>> START RECORDS PROVIDED

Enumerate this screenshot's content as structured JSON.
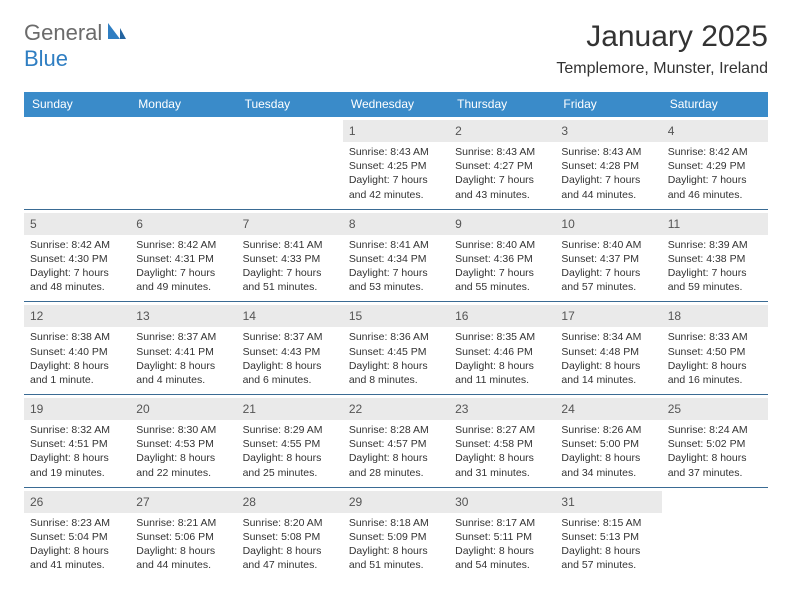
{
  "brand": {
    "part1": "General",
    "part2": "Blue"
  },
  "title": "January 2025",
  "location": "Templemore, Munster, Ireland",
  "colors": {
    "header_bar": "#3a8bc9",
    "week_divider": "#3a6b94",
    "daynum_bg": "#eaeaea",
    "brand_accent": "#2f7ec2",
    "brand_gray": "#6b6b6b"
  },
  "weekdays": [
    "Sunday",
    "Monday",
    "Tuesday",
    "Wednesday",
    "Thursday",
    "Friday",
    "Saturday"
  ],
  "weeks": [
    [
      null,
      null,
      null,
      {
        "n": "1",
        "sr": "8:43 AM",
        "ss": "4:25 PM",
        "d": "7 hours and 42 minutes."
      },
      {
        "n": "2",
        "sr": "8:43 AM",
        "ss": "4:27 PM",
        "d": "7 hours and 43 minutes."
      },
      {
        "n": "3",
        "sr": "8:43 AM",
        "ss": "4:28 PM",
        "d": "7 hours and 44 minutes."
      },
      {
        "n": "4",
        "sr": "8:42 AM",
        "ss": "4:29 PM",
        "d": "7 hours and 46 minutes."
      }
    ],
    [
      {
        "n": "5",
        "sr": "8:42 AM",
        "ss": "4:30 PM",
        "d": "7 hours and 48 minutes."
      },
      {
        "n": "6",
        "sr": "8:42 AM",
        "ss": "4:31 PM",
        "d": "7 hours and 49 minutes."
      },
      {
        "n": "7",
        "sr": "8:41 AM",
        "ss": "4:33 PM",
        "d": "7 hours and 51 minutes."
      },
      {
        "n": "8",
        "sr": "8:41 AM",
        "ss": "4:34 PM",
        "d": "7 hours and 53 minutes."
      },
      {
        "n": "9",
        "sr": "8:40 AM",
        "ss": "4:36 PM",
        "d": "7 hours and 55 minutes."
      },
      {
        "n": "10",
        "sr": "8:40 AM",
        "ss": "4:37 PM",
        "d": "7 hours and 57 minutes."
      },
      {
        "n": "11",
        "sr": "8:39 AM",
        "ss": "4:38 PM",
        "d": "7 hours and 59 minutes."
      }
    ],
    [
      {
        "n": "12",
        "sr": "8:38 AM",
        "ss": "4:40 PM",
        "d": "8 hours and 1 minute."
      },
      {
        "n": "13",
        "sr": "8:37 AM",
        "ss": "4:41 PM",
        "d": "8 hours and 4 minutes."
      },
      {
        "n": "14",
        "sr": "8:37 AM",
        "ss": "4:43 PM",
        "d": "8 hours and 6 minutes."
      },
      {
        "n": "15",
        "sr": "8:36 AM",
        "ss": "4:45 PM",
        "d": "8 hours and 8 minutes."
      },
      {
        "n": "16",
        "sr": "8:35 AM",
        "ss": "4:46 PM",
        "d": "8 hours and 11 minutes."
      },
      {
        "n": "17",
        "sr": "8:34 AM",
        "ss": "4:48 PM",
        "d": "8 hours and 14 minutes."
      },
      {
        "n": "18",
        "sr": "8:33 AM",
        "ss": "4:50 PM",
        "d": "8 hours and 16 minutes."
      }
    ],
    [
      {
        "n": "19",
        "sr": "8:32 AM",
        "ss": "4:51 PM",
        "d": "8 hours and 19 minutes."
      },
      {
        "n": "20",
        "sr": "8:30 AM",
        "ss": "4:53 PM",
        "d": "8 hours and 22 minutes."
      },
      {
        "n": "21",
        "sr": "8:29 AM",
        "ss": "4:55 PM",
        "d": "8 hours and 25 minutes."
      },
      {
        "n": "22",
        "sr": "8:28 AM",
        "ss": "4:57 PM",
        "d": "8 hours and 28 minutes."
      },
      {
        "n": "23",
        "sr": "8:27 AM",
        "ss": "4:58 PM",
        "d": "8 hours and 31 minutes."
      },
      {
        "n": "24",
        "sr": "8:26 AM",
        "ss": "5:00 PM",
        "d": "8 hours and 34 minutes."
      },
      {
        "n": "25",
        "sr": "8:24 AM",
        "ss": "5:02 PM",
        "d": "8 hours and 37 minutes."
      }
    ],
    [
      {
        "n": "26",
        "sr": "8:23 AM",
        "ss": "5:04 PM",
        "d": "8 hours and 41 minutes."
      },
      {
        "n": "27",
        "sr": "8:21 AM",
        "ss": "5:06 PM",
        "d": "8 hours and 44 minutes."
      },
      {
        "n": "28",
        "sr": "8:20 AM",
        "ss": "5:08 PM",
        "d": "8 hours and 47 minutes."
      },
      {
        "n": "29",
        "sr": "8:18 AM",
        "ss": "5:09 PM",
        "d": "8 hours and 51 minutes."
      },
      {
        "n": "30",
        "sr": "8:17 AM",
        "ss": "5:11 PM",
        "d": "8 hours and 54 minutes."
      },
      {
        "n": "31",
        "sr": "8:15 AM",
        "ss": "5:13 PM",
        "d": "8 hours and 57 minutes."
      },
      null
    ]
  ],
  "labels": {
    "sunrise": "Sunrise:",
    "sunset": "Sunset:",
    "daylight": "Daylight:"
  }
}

>> END RECORDS PROVIDED

• EXERCISE DESCRIPTION:
Would you set down the listing exactly, omitting pictures?

• EXERCISE RESPONSE:
Enumerate this screenshot's content as structured JSON.
{
  "brand": {
    "part1": "General",
    "part2": "Blue"
  },
  "title": "January 2025",
  "location": "Templemore, Munster, Ireland",
  "colors": {
    "header_bar": "#3a8bc9",
    "week_divider": "#3a6b94",
    "daynum_bg": "#eaeaea",
    "brand_accent": "#2f7ec2",
    "brand_gray": "#6b6b6b"
  },
  "weekdays": [
    "Sunday",
    "Monday",
    "Tuesday",
    "Wednesday",
    "Thursday",
    "Friday",
    "Saturday"
  ],
  "weeks": [
    [
      null,
      null,
      null,
      {
        "n": "1",
        "sr": "8:43 AM",
        "ss": "4:25 PM",
        "d": "7 hours and 42 minutes."
      },
      {
        "n": "2",
        "sr": "8:43 AM",
        "ss": "4:27 PM",
        "d": "7 hours and 43 minutes."
      },
      {
        "n": "3",
        "sr": "8:43 AM",
        "ss": "4:28 PM",
        "d": "7 hours and 44 minutes."
      },
      {
        "n": "4",
        "sr": "8:42 AM",
        "ss": "4:29 PM",
        "d": "7 hours and 46 minutes."
      }
    ],
    [
      {
        "n": "5",
        "sr": "8:42 AM",
        "ss": "4:30 PM",
        "d": "7 hours and 48 minutes."
      },
      {
        "n": "6",
        "sr": "8:42 AM",
        "ss": "4:31 PM",
        "d": "7 hours and 49 minutes."
      },
      {
        "n": "7",
        "sr": "8:41 AM",
        "ss": "4:33 PM",
        "d": "7 hours and 51 minutes."
      },
      {
        "n": "8",
        "sr": "8:41 AM",
        "ss": "4:34 PM",
        "d": "7 hours and 53 minutes."
      },
      {
        "n": "9",
        "sr": "8:40 AM",
        "ss": "4:36 PM",
        "d": "7 hours and 55 minutes."
      },
      {
        "n": "10",
        "sr": "8:40 AM",
        "ss": "4:37 PM",
        "d": "7 hours and 57 minutes."
      },
      {
        "n": "11",
        "sr": "8:39 AM",
        "ss": "4:38 PM",
        "d": "7 hours and 59 minutes."
      }
    ],
    [
      {
        "n": "12",
        "sr": "8:38 AM",
        "ss": "4:40 PM",
        "d": "8 hours and 1 minute."
      },
      {
        "n": "13",
        "sr": "8:37 AM",
        "ss": "4:41 PM",
        "d": "8 hours and 4 minutes."
      },
      {
        "n": "14",
        "sr": "8:37 AM",
        "ss": "4:43 PM",
        "d": "8 hours and 6 minutes."
      },
      {
        "n": "15",
        "sr": "8:36 AM",
        "ss": "4:45 PM",
        "d": "8 hours and 8 minutes."
      },
      {
        "n": "16",
        "sr": "8:35 AM",
        "ss": "4:46 PM",
        "d": "8 hours and 11 minutes."
      },
      {
        "n": "17",
        "sr": "8:34 AM",
        "ss": "4:48 PM",
        "d": "8 hours and 14 minutes."
      },
      {
        "n": "18",
        "sr": "8:33 AM",
        "ss": "4:50 PM",
        "d": "8 hours and 16 minutes."
      }
    ],
    [
      {
        "n": "19",
        "sr": "8:32 AM",
        "ss": "4:51 PM",
        "d": "8 hours and 19 minutes."
      },
      {
        "n": "20",
        "sr": "8:30 AM",
        "ss": "4:53 PM",
        "d": "8 hours and 22 minutes."
      },
      {
        "n": "21",
        "sr": "8:29 AM",
        "ss": "4:55 PM",
        "d": "8 hours and 25 minutes."
      },
      {
        "n": "22",
        "sr": "8:28 AM",
        "ss": "4:57 PM",
        "d": "8 hours and 28 minutes."
      },
      {
        "n": "23",
        "sr": "8:27 AM",
        "ss": "4:58 PM",
        "d": "8 hours and 31 minutes."
      },
      {
        "n": "24",
        "sr": "8:26 AM",
        "ss": "5:00 PM",
        "d": "8 hours and 34 minutes."
      },
      {
        "n": "25",
        "sr": "8:24 AM",
        "ss": "5:02 PM",
        "d": "8 hours and 37 minutes."
      }
    ],
    [
      {
        "n": "26",
        "sr": "8:23 AM",
        "ss": "5:04 PM",
        "d": "8 hours and 41 minutes."
      },
      {
        "n": "27",
        "sr": "8:21 AM",
        "ss": "5:06 PM",
        "d": "8 hours and 44 minutes."
      },
      {
        "n": "28",
        "sr": "8:20 AM",
        "ss": "5:08 PM",
        "d": "8 hours and 47 minutes."
      },
      {
        "n": "29",
        "sr": "8:18 AM",
        "ss": "5:09 PM",
        "d": "8 hours and 51 minutes."
      },
      {
        "n": "30",
        "sr": "8:17 AM",
        "ss": "5:11 PM",
        "d": "8 hours and 54 minutes."
      },
      {
        "n": "31",
        "sr": "8:15 AM",
        "ss": "5:13 PM",
        "d": "8 hours and 57 minutes."
      },
      null
    ]
  ],
  "labels": {
    "sunrise": "Sunrise:",
    "sunset": "Sunset:",
    "daylight": "Daylight:"
  }
}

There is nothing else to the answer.